* [Task statement]
Go through the data line by line and count the lines that hold "brain". Reply with the total only.

START The records

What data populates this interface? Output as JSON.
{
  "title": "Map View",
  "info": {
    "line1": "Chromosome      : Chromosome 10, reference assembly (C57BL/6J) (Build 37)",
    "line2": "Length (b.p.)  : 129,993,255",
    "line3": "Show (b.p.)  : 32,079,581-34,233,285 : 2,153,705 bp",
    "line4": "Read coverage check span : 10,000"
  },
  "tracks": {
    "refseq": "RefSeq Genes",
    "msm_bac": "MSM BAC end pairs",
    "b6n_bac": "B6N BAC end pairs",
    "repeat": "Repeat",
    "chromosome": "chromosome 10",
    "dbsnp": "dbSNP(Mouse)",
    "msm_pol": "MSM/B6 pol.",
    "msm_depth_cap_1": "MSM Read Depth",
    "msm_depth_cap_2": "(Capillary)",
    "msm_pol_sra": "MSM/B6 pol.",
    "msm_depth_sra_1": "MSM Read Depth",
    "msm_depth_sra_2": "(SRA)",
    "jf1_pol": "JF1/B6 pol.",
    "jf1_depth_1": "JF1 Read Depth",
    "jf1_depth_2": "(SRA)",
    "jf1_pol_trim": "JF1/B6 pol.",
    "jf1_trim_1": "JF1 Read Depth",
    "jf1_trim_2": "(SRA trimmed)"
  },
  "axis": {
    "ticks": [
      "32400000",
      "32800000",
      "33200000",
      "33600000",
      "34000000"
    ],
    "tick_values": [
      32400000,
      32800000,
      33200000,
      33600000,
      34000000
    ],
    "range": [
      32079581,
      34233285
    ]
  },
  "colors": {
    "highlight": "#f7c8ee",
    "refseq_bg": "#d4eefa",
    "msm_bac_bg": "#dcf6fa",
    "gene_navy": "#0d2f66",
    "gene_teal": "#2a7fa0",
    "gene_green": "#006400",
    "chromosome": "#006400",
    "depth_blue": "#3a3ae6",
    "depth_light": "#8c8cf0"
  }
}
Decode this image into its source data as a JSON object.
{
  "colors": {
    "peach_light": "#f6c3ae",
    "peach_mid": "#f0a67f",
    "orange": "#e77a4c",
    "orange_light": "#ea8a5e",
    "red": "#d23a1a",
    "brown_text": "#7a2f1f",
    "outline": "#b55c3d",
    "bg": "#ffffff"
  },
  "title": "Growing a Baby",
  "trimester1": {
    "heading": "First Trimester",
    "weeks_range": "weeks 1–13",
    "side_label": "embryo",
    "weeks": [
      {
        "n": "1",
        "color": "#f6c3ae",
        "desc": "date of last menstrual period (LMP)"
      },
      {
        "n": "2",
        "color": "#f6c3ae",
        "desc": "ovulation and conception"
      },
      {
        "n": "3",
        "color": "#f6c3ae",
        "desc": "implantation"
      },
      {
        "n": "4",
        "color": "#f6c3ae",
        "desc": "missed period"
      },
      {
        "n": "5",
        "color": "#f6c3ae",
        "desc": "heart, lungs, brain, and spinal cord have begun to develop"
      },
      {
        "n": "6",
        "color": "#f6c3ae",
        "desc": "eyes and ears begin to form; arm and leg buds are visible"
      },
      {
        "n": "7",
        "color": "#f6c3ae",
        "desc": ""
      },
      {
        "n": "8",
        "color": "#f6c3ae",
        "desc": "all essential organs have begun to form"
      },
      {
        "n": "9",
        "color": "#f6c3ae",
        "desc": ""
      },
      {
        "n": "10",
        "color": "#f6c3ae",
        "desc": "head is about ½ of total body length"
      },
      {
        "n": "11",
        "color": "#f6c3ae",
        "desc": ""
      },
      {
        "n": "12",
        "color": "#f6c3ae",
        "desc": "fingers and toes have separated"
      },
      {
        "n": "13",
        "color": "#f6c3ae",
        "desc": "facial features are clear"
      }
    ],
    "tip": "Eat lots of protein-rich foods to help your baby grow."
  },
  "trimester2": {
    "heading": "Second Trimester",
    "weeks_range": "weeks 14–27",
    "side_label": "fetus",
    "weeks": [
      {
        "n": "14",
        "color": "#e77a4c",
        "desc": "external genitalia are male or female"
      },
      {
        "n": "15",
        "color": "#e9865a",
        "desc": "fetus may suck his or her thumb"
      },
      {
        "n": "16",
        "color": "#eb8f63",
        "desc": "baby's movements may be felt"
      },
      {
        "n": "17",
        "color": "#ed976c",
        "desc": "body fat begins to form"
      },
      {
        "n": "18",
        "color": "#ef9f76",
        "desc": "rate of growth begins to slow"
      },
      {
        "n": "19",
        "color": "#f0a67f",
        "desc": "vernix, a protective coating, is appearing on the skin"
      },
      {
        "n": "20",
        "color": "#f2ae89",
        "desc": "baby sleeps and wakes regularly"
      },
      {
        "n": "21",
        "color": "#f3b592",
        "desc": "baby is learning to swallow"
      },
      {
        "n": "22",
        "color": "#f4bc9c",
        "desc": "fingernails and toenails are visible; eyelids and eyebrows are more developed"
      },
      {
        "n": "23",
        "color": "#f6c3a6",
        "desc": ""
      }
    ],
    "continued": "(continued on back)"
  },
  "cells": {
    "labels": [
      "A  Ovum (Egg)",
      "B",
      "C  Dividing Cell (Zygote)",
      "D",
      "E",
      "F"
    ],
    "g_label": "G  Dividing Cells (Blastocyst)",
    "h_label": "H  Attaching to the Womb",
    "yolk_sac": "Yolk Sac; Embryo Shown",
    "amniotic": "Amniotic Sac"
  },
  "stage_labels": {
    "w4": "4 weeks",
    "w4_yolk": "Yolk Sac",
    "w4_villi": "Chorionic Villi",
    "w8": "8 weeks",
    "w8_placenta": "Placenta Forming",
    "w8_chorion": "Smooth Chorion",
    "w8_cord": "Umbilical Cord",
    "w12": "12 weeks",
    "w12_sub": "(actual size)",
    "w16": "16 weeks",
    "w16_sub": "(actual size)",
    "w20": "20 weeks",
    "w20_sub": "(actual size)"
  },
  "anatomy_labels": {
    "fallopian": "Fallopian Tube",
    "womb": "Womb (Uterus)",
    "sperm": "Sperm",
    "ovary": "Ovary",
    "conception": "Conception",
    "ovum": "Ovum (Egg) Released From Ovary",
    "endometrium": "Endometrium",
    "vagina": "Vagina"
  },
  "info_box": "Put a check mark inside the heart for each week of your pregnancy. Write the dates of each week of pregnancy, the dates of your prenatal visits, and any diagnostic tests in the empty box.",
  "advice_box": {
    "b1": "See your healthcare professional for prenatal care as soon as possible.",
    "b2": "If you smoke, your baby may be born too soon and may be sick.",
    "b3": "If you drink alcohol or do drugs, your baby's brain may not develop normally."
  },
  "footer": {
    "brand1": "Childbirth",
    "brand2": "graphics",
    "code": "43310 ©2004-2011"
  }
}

END The records

* [Answer box]
2